EXERCISE INSTRUCTIONS: Copy out every record below exactly as written, but leave out any pictures.

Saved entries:

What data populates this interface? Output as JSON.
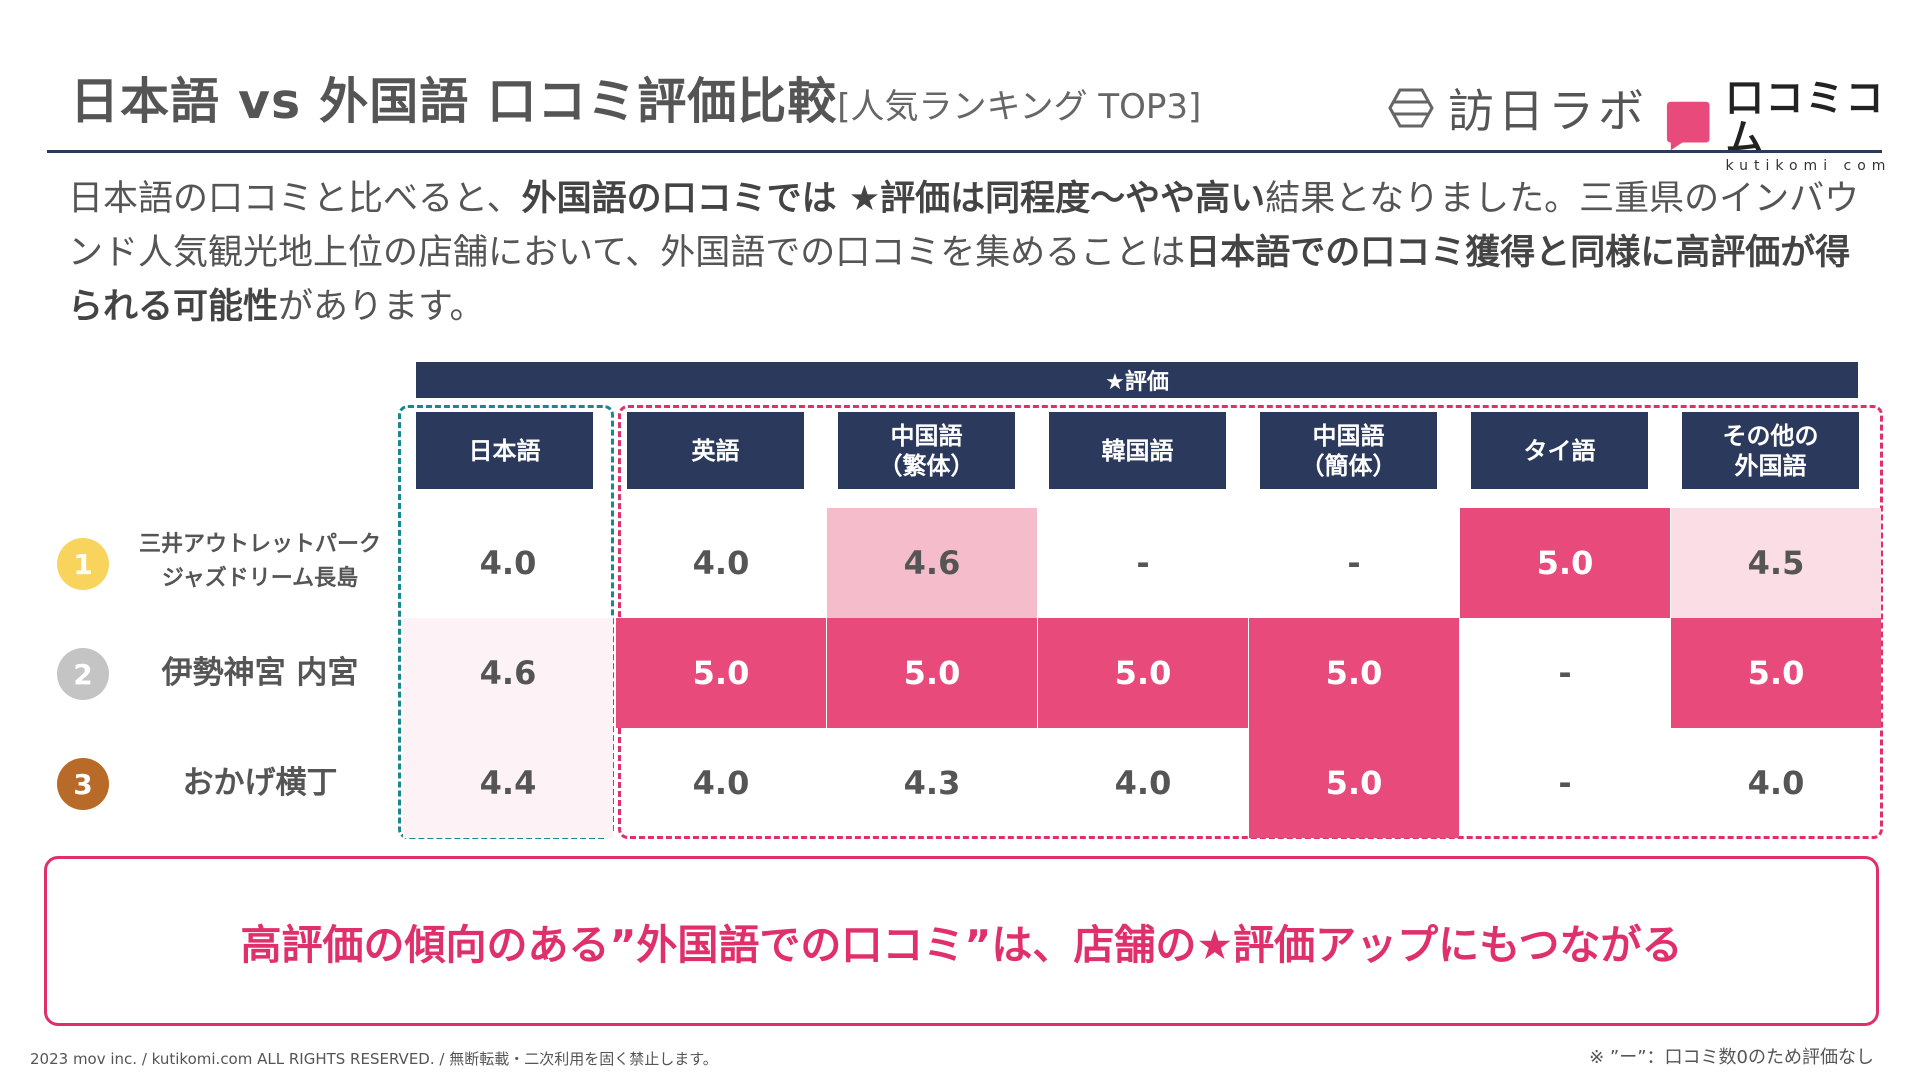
{
  "header": {
    "title": "日本語 vs 外国語 口コミ評価比較",
    "title_suffix": "[人気ランキング TOP3]",
    "logo_houjin": "訪日ラボ",
    "logo_kutikomi_jp": "口コミコム",
    "logo_kutikomi_en": "kutikomi com"
  },
  "lead": {
    "p1": "日本語の口コミと比べると、",
    "b1": "外国語の口コミでは ★評価は同程度〜やや高い",
    "p2": "結果となりました。三重県のインバウンド人気観光地上位の店舗において、外国語での口コミを集めることは",
    "b2": "日本語での口コミ獲得と同様に高評価が得られる可能性",
    "p3": "があります。"
  },
  "table": {
    "rating_header": "★評価",
    "columns": [
      {
        "line1": "日本語",
        "line2": ""
      },
      {
        "line1": "英語",
        "line2": ""
      },
      {
        "line1": "中国語",
        "line2": "（繁体）"
      },
      {
        "line1": "韓国語",
        "line2": ""
      },
      {
        "line1": "中国語",
        "line2": "（簡体）"
      },
      {
        "line1": "タイ語",
        "line2": ""
      },
      {
        "line1": "その他の",
        "line2": "外国語"
      }
    ],
    "rows": [
      {
        "rank": "1",
        "name1": "三井アウトレットパーク",
        "name2": "ジャズドリーム長島",
        "values": [
          "4.0",
          "4.0",
          "4.6",
          "-",
          "-",
          "5.0",
          "4.5"
        ]
      },
      {
        "rank": "2",
        "name1": "伊勢神宮 内宮",
        "name2": "",
        "values": [
          "4.6",
          "5.0",
          "5.0",
          "5.0",
          "5.0",
          "-",
          "5.0"
        ]
      },
      {
        "rank": "3",
        "name1": "おかげ横丁",
        "name2": "",
        "values": [
          "4.4",
          "4.0",
          "4.3",
          "4.0",
          "5.0",
          "-",
          "4.0"
        ]
      }
    ]
  },
  "colors": {
    "navy": "#2b3a5c",
    "pink_high": "#e84a7c",
    "pink_mid": "#f5bccc",
    "pink_light": "#fbdde6",
    "gold": "#f9d45c",
    "silver": "#c4c4c4",
    "bronze": "#b86a28"
  },
  "callout": "高評価の傾向のある”外国語での口コミ”は、店舗の★評価アップにもつながる",
  "footer": {
    "copyright": "2023 mov inc. / kutikomi.com ALL RIGHTS RESERVED. / 無断転載・二次利用を固く禁止します。",
    "note": "※ ”ー”：口コミ数0のため評価なし"
  }
}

REPLY TO THE EXERCISE:
What data populates this interface? Output as JSON.
{
  "header": {
    "title": "日本語 vs 外国語 口コミ評価比較",
    "title_suffix": "[人気ランキング TOP3]",
    "logo_houjin": "訪日ラボ",
    "logo_kutikomi_jp": "口コミコム",
    "logo_kutikomi_en": "kutikomi com"
  },
  "lead": {
    "p1": "日本語の口コミと比べると、",
    "b1": "外国語の口コミでは ★評価は同程度〜やや高い",
    "p2": "結果となりました。三重県のインバウンド人気観光地上位の店舗において、外国語での口コミを集めることは",
    "b2": "日本語での口コミ獲得と同様に高評価が得られる可能性",
    "p3": "があります。"
  },
  "table": {
    "rating_header": "★評価",
    "columns": [
      {
        "line1": "日本語",
        "line2": ""
      },
      {
        "line1": "英語",
        "line2": ""
      },
      {
        "line1": "中国語",
        "line2": "（繁体）"
      },
      {
        "line1": "韓国語",
        "line2": ""
      },
      {
        "line1": "中国語",
        "line2": "（簡体）"
      },
      {
        "line1": "タイ語",
        "line2": ""
      },
      {
        "line1": "その他の",
        "line2": "外国語"
      }
    ],
    "rows": [
      {
        "rank": "1",
        "name1": "三井アウトレットパーク",
        "name2": "ジャズドリーム長島",
        "values": [
          "4.0",
          "4.0",
          "4.6",
          "-",
          "-",
          "5.0",
          "4.5"
        ]
      },
      {
        "rank": "2",
        "name1": "伊勢神宮 内宮",
        "name2": "",
        "values": [
          "4.6",
          "5.0",
          "5.0",
          "5.0",
          "5.0",
          "-",
          "5.0"
        ]
      },
      {
        "rank": "3",
        "name1": "おかげ横丁",
        "name2": "",
        "values": [
          "4.4",
          "4.0",
          "4.3",
          "4.0",
          "5.0",
          "-",
          "4.0"
        ]
      }
    ]
  },
  "colors": {
    "navy": "#2b3a5c",
    "pink_high": "#e84a7c",
    "pink_mid": "#f5bccc",
    "pink_light": "#fbdde6",
    "gold": "#f9d45c",
    "silver": "#c4c4c4",
    "bronze": "#b86a28"
  },
  "callout": "高評価の傾向のある”外国語での口コミ”は、店舗の★評価アップにもつながる",
  "footer": {
    "copyright": "2023 mov inc. / kutikomi.com ALL RIGHTS RESERVED. / 無断転載・二次利用を固く禁止します。",
    "note": "※ ”ー”：口コミ数0のため評価なし"
  }
}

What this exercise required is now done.